-- START OF Data supplied --

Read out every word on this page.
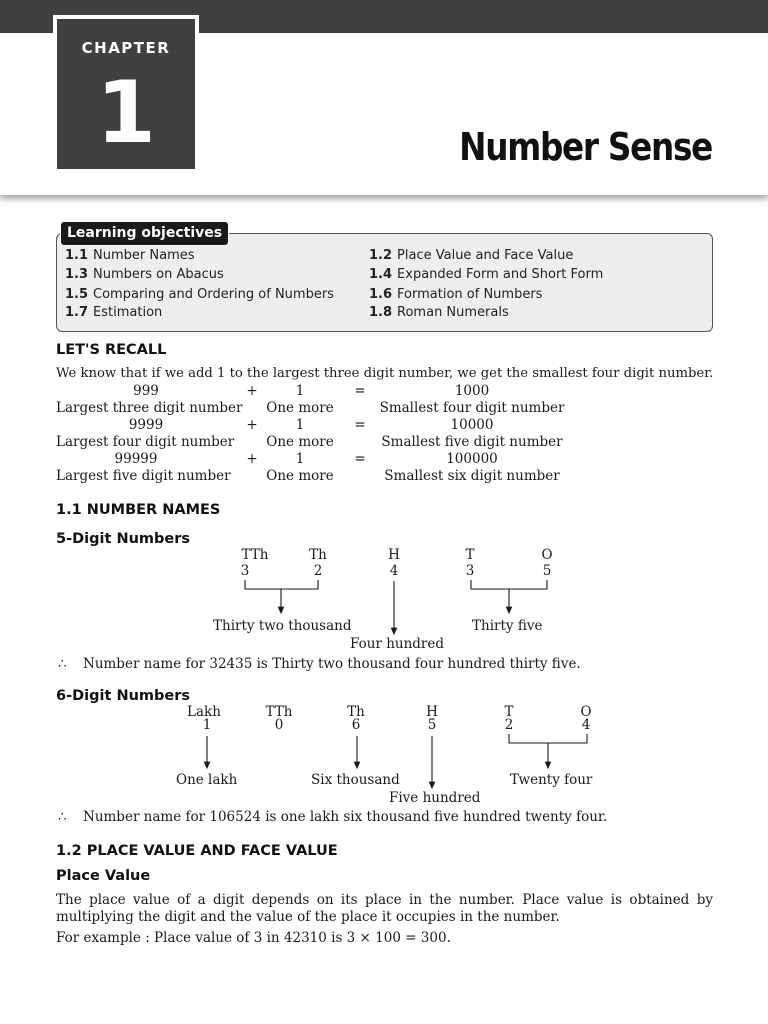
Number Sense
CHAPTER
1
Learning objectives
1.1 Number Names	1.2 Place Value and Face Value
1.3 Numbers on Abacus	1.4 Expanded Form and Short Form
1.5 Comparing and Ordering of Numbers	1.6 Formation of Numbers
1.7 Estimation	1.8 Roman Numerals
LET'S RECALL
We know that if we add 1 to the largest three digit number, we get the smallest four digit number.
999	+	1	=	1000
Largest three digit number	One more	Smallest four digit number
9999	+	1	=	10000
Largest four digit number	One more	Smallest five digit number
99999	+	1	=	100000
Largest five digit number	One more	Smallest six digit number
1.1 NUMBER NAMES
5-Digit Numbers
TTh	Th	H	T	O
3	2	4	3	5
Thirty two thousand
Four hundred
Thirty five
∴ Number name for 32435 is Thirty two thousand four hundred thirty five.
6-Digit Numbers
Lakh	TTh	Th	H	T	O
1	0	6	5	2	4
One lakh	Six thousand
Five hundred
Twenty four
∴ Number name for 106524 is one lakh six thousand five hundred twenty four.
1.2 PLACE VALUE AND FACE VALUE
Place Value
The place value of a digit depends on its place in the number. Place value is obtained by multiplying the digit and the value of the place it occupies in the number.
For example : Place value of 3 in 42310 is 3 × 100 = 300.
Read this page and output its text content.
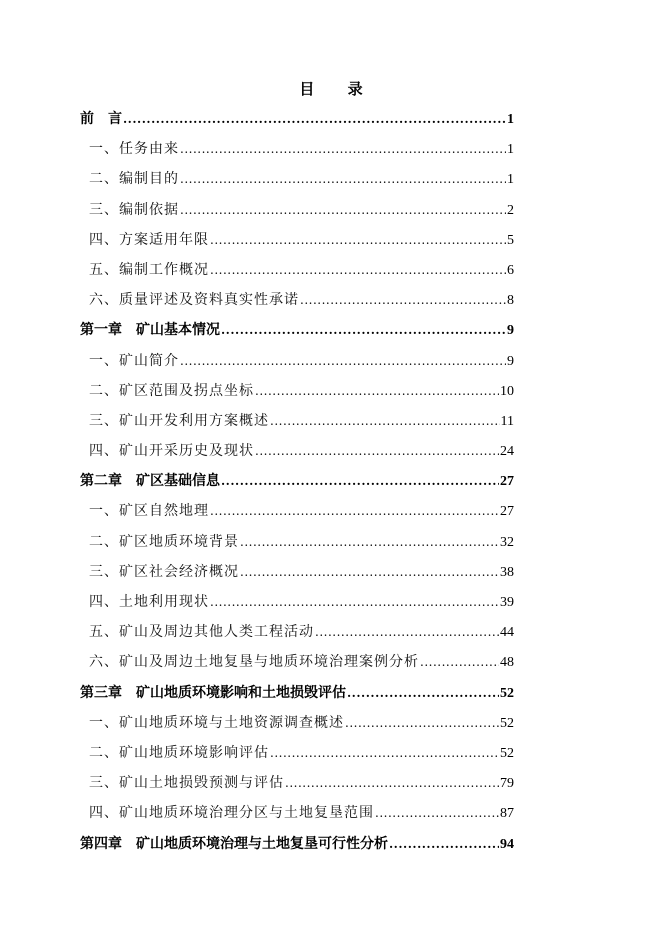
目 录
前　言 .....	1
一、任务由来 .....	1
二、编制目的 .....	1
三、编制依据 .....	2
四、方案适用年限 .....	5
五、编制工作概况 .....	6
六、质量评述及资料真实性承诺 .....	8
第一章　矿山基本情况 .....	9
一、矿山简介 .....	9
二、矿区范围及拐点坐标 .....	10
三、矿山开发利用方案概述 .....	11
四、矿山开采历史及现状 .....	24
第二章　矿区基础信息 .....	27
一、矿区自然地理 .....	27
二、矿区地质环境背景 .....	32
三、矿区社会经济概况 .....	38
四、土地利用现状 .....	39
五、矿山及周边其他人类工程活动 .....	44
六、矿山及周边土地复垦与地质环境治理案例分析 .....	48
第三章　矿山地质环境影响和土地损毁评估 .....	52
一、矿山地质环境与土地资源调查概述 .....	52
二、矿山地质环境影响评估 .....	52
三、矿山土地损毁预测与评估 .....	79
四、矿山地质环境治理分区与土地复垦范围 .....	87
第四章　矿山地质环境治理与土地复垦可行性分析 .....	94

-- END OF Data supplied --

Retype the records exactly. Any image in them should not appear in what you write.

Read out every word on this page.
Number Sense
CHAPTER
1
Learning objectives
1.1 Number Names	1.2 Place Value and Face Value
1.3 Numbers on Abacus	1.4 Expanded Form and Short Form
1.5 Comparing and Ordering of Numbers	1.6 Formation of Numbers
1.7 Estimation	1.8 Roman Numerals
LET'S RECALL
We know that if we add 1 to the largest three digit number, we get the smallest four digit number.
999	+	1	=	1000
Largest three digit number	One more	Smallest four digit number
9999	+	1	=	10000
Largest four digit number	One more	Smallest five digit number
99999	+	1	=	100000
Largest five digit number	One more	Smallest six digit number
1.1 NUMBER NAMES
5-Digit Numbers
TTh	Th	H	T	O
3	2	4	3	5
Thirty two thousand
Four hundred
Thirty five
∴ Number name for 32435 is Thirty two thousand four hundred thirty five.
6-Digit Numbers
Lakh	TTh	Th	H	T	O
1	0	6	5	2	4
One lakh	Six thousand
Five hundred
Twenty four
∴ Number name for 106524 is one lakh six thousand five hundred twenty four.
1.2 PLACE VALUE AND FACE VALUE
Place Value
The place value of a digit depends on its place in the number. Place value is obtained by multiplying the digit and the value of the place it occupies in the number.
For example : Place value of 3 in 42310 is 3 × 100 = 300.
Read this page and output its text content.
目 录
前　言 .....	1
一、任务由来 .....	1
二、编制目的 .....	1
三、编制依据 .....	2
四、方案适用年限 .....	5
五、编制工作概况 .....	6
六、质量评述及资料真实性承诺 .....	8
第一章　矿山基本情况 .....	9
一、矿山简介 .....	9
二、矿区范围及拐点坐标 .....	10
三、矿山开发利用方案概述 .....	11
四、矿山开采历史及现状 .....	24
第二章　矿区基础信息 .....	27
一、矿区自然地理 .....	27
二、矿区地质环境背景 .....	32
三、矿区社会经济概况 .....	38
四、土地利用现状 .....	39
五、矿山及周边其他人类工程活动 .....	44
六、矿山及周边土地复垦与地质环境治理案例分析 .....	48
第三章　矿山地质环境影响和土地损毁评估 .....	52
一、矿山地质环境与土地资源调查概述 .....	52
二、矿山地质环境影响评估 .....	52
三、矿山土地损毁预测与评估 .....	79
四、矿山地质环境治理分区与土地复垦范围 .....	87
第四章　矿山地质环境治理与土地复垦可行性分析 .....	94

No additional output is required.